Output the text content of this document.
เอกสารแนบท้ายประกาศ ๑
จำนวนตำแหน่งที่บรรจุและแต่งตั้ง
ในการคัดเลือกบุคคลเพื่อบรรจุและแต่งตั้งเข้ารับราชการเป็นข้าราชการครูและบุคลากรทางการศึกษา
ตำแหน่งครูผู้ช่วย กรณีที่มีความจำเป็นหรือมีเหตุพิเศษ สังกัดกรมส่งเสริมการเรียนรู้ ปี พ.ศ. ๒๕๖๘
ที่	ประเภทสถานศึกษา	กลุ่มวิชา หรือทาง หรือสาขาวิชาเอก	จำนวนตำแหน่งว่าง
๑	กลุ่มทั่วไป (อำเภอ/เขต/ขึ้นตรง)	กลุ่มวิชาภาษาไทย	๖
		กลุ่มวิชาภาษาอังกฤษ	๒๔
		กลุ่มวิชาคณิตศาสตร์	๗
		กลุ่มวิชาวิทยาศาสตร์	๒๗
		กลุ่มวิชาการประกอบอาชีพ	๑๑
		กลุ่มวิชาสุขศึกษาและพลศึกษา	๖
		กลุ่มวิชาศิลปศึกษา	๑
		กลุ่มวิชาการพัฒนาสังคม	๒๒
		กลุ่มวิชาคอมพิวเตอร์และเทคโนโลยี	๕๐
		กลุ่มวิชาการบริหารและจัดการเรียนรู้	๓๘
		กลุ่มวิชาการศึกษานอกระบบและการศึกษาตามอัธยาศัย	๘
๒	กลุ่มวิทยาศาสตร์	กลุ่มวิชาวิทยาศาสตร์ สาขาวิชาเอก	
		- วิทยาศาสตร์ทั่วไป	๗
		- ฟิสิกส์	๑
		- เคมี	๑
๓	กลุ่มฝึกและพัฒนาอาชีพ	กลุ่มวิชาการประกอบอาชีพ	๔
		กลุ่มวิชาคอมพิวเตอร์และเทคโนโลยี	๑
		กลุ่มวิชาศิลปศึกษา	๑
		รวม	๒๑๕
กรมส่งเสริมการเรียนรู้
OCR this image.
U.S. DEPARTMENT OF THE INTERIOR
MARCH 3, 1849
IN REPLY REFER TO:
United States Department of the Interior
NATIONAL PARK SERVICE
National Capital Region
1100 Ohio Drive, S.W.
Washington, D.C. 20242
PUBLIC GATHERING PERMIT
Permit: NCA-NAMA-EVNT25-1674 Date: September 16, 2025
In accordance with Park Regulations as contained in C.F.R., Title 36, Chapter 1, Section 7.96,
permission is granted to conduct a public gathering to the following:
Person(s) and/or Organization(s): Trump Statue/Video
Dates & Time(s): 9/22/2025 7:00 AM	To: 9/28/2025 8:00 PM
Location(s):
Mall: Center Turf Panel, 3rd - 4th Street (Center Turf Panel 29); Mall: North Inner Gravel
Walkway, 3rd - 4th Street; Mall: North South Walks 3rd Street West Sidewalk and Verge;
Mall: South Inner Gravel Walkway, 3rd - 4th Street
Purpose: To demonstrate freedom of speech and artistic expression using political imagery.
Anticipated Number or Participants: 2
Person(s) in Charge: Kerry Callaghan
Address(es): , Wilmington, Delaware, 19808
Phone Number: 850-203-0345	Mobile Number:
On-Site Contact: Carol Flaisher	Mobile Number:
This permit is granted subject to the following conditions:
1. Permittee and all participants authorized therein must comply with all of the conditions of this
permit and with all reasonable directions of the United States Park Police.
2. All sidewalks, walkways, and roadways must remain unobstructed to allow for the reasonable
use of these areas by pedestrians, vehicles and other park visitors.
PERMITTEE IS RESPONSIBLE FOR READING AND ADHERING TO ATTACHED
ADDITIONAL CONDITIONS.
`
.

^^^^

* **DIRECTIONS**
Output the lines above verbatim and in full.

* **RESULT FOR THIS TASK**
Output the text content of this document.
เอกสารแนบท้ายประกาศ ๑
จำนวนตำแหน่งที่บรรจุและแต่งตั้ง
ในการคัดเลือกบุคคลเพื่อบรรจุและแต่งตั้งเข้ารับราชการเป็นข้าราชการครูและบุคลากรทางการศึกษา
ตำแหน่งครูผู้ช่วย กรณีที่มีความจำเป็นหรือมีเหตุพิเศษ สังกัดกรมส่งเสริมการเรียนรู้ ปี พ.ศ. ๒๕๖๘
ที่	ประเภทสถานศึกษา	กลุ่มวิชา หรือทาง หรือสาขาวิชาเอก	จำนวนตำแหน่งว่าง
๑	กลุ่มทั่วไป (อำเภอ/เขต/ขึ้นตรง)	กลุ่มวิชาภาษาไทย	๖
		กลุ่มวิชาภาษาอังกฤษ	๒๔
		กลุ่มวิชาคณิตศาสตร์	๗
		กลุ่มวิชาวิทยาศาสตร์	๒๗
		กลุ่มวิชาการประกอบอาชีพ	๑๑
		กลุ่มวิชาสุขศึกษาและพลศึกษา	๖
		กลุ่มวิชาศิลปศึกษา	๑
		กลุ่มวิชาการพัฒนาสังคม	๒๒
		กลุ่มวิชาคอมพิวเตอร์และเทคโนโลยี	๕๐
		กลุ่มวิชาการบริหารและจัดการเรียนรู้	๓๘
		กลุ่มวิชาการศึกษานอกระบบและการศึกษาตามอัธยาศัย	๘
๒	กลุ่มวิทยาศาสตร์	กลุ่มวิชาวิทยาศาสตร์ สาขาวิชาเอก	
		- วิทยาศาสตร์ทั่วไป	๗
		- ฟิสิกส์	๑
		- เคมี	๑
๓	กลุ่มฝึกและพัฒนาอาชีพ	กลุ่มวิชาการประกอบอาชีพ	๔
		กลุ่มวิชาคอมพิวเตอร์และเทคโนโลยี	๑
		กลุ่มวิชาศิลปศึกษา	๑
		รวม	๒๑๕
กรมส่งเสริมการเรียนรู้
OCR this image.
U.S. DEPARTMENT OF THE INTERIOR
MARCH 3, 1849
IN REPLY REFER TO:
United States Department of the Interior
NATIONAL PARK SERVICE
National Capital Region
1100 Ohio Drive, S.W.
Washington, D.C. 20242
PUBLIC GATHERING PERMIT
Permit: NCA-NAMA-EVNT25-1674 Date: September 16, 2025
In accordance with Park Regulations as contained in C.F.R., Title 36, Chapter 1, Section 7.96,
permission is granted to conduct a public gathering to the following:
Person(s) and/or Organization(s): Trump Statue/Video
Dates & Time(s): 9/22/2025 7:00 AM	To: 9/28/2025 8:00 PM
Location(s):
Mall: Center Turf Panel, 3rd - 4th Street (Center Turf Panel 29); Mall: North Inner Gravel
Walkway, 3rd - 4th Street; Mall: North South Walks 3rd Street West Sidewalk and Verge;
Mall: South Inner Gravel Walkway, 3rd - 4th Street
Purpose: To demonstrate freedom of speech and artistic expression using political imagery.
Anticipated Number or Participants: 2
Person(s) in Charge: Kerry Callaghan
Address(es): , Wilmington, Delaware, 19808
Phone Number: 850-203-0345	Mobile Number:
On-Site Contact: Carol Flaisher	Mobile Number:
This permit is granted subject to the following conditions:
1. Permittee and all participants authorized therein must comply with all of the conditions of this
permit and with all reasonable directions of the United States Park Police.
2. All sidewalks, walkways, and roadways must remain unobstructed to allow for the reasonable
use of these areas by pedestrians, vehicles and other park visitors.
PERMITTEE IS RESPONSIBLE FOR READING AND ADHERING TO ATTACHED
ADDITIONAL CONDITIONS.
`
.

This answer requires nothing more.